[Begin Materials provided]

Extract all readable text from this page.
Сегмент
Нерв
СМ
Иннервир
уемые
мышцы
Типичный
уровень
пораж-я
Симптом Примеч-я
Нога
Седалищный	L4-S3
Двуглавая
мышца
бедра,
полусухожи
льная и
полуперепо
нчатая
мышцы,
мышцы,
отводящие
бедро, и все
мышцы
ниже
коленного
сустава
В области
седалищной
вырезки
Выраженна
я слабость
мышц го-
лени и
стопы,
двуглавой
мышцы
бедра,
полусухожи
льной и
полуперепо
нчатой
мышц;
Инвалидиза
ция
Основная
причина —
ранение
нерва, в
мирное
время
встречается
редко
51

[End Materials provided]

→ Do this
Hand back the material above in full, exactly as written.

→ Solution to this problem
Extract all readable text from this page.
Сегмент
Нерв
СМ
Иннервир
уемые
мышцы
Типичный
уровень
пораж-я
Симптом Примеч-я
Нога
Седалищный	L4-S3
Двуглавая
мышца
бедра,
полусухожи
льная и
полуперепо
нчатая
мышцы,
мышцы,
отводящие
бедро, и все
мышцы
ниже
коленного
сустава
В области
седалищной
вырезки
Выраженна
я слабость
мышц го-
лени и
стопы,
двуглавой
мышцы
бедра,
полусухожи
льной и
полуперепо
нчатой
мышц;
Инвалидиза
ция
Основная
причина —
ранение
нерва, в
мирное
время
встречается
редко
51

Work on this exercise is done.